[Stored items]

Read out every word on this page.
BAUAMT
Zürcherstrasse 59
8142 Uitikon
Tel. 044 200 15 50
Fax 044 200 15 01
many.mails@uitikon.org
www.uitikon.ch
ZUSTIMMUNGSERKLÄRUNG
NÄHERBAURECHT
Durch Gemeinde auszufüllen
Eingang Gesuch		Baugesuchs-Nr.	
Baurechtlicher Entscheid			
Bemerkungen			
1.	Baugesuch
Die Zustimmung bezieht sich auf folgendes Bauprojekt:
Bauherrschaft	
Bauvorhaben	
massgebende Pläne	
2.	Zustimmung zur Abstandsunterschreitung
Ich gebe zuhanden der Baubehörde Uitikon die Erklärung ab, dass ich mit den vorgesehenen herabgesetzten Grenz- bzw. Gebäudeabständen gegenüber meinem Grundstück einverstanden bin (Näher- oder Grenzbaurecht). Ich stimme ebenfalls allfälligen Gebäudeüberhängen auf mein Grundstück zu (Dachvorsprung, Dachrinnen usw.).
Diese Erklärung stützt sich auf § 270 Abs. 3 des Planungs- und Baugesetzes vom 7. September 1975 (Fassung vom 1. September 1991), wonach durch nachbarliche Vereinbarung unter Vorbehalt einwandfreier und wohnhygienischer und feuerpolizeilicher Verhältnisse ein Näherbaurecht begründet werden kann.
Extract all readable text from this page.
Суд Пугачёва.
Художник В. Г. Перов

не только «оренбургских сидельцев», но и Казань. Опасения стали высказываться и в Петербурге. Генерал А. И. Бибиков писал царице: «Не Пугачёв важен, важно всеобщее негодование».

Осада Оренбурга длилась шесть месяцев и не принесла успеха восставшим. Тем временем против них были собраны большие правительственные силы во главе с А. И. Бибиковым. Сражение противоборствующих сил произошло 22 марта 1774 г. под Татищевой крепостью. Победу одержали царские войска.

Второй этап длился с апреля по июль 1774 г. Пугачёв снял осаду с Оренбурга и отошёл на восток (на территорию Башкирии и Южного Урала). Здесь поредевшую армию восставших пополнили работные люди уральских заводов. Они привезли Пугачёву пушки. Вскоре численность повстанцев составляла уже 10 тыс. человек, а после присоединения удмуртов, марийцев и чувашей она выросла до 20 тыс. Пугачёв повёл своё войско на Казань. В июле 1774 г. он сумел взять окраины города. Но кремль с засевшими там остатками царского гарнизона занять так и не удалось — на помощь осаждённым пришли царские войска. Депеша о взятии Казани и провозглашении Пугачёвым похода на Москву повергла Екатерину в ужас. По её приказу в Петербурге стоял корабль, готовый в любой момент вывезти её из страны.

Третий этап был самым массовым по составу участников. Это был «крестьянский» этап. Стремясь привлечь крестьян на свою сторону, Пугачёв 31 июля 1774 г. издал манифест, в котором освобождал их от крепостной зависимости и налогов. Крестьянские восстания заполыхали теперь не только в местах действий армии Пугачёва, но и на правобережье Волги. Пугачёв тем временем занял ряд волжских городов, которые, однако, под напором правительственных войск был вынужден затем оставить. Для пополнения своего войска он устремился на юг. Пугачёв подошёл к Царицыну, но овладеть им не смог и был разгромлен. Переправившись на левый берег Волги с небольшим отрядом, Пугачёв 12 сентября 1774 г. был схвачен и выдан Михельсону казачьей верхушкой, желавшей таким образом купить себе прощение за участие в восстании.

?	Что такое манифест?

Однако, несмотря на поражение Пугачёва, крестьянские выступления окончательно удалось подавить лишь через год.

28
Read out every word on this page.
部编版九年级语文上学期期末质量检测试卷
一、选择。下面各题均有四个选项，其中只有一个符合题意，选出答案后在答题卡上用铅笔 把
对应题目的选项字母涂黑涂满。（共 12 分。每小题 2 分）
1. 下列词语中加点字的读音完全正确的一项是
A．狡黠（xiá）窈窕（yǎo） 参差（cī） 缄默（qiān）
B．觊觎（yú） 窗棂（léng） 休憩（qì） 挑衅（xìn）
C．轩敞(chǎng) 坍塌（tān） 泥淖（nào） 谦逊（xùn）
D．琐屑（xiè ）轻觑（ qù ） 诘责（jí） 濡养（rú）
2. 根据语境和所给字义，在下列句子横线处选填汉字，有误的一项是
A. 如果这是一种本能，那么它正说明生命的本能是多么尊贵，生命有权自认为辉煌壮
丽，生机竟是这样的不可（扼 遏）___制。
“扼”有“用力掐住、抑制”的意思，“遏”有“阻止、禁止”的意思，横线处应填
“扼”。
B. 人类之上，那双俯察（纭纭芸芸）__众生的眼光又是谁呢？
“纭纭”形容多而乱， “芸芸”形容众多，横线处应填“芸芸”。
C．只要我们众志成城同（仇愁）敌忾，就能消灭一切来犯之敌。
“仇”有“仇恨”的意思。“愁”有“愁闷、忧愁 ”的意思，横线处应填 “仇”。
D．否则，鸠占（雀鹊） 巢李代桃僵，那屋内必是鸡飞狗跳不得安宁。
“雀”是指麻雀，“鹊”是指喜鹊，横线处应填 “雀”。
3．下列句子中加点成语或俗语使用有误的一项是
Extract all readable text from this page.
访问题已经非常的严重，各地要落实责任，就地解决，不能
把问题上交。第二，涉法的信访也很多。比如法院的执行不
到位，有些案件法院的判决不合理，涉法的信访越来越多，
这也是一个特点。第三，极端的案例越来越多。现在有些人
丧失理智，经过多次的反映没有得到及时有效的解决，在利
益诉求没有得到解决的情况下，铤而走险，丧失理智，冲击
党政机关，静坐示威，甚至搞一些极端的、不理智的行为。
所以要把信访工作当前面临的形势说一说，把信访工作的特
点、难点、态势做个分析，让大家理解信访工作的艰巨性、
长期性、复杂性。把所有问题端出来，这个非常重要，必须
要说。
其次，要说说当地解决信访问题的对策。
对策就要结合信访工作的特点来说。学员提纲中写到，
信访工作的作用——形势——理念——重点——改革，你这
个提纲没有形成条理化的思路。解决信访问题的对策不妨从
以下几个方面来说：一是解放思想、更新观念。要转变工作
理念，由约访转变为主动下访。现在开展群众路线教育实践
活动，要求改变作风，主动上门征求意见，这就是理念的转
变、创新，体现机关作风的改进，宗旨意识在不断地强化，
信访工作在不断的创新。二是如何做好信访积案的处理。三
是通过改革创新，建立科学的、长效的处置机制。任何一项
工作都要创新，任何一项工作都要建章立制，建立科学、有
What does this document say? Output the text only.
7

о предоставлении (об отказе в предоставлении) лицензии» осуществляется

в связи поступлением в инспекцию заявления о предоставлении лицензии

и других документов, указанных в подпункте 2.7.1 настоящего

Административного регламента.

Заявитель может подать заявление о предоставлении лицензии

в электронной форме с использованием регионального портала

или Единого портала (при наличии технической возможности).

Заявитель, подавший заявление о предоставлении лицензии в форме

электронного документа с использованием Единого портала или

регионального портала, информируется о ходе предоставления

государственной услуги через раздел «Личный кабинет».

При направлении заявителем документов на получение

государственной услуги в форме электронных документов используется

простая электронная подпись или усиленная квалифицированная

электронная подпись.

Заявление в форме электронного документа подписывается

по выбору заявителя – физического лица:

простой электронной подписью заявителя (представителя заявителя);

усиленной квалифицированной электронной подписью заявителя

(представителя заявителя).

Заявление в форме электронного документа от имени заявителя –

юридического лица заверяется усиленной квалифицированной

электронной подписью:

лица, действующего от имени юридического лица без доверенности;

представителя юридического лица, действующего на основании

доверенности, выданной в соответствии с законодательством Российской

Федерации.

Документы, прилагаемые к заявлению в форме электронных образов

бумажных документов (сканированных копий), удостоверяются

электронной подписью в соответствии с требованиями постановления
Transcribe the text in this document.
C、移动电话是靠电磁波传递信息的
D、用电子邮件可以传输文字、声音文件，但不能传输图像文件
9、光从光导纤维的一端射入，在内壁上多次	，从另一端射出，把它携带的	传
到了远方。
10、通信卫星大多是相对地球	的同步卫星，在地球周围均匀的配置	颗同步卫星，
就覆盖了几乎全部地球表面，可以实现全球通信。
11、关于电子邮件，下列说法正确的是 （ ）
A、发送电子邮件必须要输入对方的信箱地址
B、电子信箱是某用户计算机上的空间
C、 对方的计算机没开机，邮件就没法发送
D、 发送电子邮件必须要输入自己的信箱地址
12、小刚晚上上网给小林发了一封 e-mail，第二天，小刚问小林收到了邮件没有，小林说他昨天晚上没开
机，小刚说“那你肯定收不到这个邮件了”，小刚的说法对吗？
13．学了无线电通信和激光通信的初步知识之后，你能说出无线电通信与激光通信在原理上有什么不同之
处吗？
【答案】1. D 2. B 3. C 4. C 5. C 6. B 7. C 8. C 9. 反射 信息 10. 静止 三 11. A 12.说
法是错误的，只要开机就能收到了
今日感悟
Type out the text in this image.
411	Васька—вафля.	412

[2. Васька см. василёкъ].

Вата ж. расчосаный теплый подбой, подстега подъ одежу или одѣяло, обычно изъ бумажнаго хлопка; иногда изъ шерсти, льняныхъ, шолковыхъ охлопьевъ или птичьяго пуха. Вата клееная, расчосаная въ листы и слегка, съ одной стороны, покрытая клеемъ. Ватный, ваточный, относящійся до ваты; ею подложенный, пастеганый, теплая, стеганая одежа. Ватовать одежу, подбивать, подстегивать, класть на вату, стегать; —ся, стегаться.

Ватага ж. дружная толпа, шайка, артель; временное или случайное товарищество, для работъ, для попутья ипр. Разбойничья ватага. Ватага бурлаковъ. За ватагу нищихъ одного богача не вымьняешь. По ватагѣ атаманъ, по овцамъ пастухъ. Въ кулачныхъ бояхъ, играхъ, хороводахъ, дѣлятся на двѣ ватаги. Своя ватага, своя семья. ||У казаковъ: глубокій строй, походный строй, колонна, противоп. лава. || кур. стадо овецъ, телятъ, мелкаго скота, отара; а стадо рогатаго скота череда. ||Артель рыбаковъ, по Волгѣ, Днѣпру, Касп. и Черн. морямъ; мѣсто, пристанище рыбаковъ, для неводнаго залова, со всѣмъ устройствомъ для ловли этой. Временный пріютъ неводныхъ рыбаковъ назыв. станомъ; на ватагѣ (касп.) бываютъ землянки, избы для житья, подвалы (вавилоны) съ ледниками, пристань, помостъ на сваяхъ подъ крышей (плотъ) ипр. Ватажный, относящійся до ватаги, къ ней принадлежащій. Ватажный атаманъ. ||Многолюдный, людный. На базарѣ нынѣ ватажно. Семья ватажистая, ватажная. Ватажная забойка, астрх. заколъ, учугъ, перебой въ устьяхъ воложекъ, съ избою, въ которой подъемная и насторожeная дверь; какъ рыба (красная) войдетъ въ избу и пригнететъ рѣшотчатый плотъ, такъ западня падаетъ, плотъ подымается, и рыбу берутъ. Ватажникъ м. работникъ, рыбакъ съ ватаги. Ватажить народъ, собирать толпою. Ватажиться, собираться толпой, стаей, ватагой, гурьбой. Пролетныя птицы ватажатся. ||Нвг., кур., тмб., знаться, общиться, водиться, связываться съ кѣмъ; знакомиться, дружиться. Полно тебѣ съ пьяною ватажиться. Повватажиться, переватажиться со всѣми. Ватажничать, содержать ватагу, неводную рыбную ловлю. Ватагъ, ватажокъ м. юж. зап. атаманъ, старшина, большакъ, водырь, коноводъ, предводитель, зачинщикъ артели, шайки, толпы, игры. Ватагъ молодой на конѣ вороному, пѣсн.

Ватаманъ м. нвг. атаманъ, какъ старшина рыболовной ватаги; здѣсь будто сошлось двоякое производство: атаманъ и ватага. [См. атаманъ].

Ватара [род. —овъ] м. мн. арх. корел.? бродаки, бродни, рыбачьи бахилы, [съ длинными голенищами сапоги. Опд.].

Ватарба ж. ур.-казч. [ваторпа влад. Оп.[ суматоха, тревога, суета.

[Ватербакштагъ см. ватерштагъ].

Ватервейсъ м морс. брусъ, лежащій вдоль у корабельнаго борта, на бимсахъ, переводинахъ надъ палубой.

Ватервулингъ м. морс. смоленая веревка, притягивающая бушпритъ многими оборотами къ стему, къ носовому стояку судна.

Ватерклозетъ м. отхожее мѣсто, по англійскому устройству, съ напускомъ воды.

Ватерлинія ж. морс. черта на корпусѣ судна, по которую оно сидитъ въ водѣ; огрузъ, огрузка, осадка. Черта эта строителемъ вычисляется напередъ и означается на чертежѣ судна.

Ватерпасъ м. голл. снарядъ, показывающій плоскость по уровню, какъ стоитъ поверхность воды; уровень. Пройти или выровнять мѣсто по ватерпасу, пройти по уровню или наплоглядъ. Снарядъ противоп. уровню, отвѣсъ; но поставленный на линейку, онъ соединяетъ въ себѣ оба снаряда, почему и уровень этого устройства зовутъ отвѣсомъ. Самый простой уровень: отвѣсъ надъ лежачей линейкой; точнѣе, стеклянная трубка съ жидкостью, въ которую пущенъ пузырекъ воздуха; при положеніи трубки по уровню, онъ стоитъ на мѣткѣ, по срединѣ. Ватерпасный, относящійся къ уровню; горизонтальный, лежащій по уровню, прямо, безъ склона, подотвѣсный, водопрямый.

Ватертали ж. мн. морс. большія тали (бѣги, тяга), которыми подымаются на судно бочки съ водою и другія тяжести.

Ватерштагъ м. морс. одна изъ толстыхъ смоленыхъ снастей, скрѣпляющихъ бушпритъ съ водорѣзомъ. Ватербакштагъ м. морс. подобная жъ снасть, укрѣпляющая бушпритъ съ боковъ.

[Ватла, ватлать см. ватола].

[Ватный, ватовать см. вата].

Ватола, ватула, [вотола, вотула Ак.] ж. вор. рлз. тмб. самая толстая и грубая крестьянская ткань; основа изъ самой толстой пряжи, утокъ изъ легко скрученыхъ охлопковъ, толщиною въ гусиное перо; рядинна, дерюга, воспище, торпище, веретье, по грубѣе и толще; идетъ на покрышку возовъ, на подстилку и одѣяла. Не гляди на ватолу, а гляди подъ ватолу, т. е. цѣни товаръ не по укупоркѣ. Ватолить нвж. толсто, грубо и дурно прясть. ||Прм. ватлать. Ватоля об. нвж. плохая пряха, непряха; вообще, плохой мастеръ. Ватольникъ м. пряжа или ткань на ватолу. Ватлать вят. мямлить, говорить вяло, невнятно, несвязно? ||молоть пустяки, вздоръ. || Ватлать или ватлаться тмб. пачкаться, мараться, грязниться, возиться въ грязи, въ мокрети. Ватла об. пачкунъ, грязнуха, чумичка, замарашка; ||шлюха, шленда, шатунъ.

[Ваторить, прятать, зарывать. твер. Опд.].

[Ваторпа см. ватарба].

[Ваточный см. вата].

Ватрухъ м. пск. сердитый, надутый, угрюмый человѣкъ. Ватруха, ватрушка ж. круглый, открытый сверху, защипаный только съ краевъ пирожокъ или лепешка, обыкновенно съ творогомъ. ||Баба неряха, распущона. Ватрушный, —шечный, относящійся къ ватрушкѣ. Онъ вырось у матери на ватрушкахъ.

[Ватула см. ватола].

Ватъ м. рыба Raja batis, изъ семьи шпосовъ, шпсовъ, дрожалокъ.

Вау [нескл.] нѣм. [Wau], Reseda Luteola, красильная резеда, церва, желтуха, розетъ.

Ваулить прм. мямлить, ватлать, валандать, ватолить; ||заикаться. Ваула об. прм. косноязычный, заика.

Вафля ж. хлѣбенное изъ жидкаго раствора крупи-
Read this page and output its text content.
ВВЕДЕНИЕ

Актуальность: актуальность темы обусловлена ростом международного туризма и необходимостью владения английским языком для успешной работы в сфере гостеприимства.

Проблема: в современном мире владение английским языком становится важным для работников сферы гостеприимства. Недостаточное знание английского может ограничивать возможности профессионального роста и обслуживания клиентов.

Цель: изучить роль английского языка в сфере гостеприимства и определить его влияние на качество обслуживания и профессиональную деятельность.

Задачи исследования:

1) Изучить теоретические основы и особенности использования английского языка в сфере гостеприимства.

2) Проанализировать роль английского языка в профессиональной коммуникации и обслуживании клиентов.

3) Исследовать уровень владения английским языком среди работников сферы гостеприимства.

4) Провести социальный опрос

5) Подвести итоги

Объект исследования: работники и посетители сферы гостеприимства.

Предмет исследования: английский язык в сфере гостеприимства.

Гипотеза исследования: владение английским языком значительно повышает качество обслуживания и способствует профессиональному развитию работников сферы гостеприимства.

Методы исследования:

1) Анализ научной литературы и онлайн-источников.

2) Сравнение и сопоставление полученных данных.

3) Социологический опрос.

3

DO THIS -
State how many lines of the records hold the string "юридического", and nothing else.

FINAL RESULT -
3